What lines of the data include the string "安否確認通報システム"? Copy them all.

** Begin **

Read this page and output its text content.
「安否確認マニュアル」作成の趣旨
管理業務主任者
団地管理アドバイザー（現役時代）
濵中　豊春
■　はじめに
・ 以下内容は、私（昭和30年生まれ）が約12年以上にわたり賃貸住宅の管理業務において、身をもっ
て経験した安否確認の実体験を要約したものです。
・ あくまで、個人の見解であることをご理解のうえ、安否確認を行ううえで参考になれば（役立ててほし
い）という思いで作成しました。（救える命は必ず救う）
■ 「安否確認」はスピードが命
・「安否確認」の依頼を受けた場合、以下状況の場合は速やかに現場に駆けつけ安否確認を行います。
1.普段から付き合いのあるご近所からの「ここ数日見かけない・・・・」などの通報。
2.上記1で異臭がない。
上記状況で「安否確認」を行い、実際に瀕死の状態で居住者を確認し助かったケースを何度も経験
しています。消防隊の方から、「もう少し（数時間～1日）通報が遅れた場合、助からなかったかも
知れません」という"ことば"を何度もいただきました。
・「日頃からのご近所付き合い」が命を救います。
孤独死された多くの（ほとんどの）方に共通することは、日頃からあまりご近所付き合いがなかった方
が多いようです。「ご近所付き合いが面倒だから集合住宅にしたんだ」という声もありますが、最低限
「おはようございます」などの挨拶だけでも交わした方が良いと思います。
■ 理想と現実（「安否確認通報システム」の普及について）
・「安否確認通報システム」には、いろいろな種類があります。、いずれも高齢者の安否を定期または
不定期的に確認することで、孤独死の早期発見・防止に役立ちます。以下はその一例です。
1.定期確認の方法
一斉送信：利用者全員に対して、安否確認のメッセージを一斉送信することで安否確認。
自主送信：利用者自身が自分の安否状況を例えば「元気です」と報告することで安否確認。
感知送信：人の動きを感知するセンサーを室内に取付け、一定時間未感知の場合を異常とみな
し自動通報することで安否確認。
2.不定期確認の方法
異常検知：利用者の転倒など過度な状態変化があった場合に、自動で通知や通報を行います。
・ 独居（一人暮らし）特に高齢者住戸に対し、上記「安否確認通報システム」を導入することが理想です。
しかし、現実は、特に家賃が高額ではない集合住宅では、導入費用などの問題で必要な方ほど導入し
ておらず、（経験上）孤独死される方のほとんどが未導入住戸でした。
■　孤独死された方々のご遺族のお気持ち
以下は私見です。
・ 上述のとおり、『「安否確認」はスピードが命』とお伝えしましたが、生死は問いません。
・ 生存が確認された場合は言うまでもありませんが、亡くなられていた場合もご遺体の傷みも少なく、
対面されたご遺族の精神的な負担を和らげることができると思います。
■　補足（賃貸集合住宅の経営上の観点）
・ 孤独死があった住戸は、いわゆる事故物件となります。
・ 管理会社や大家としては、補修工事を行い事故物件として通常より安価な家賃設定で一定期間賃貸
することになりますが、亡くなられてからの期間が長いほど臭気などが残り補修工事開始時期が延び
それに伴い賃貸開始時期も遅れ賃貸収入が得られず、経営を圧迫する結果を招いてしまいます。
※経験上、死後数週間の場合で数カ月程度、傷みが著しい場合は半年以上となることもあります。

** End **

The answer
■ 理想と現実（「安否確認通報システム」の普及について）
・「安否確認通報システム」には、いろいろな種類があります。、いずれも高齢者の安否を定期または
・ 独居（一人暮らし）特に高齢者住戸に対し、上記「安否確認通報システム」を導入することが理想です。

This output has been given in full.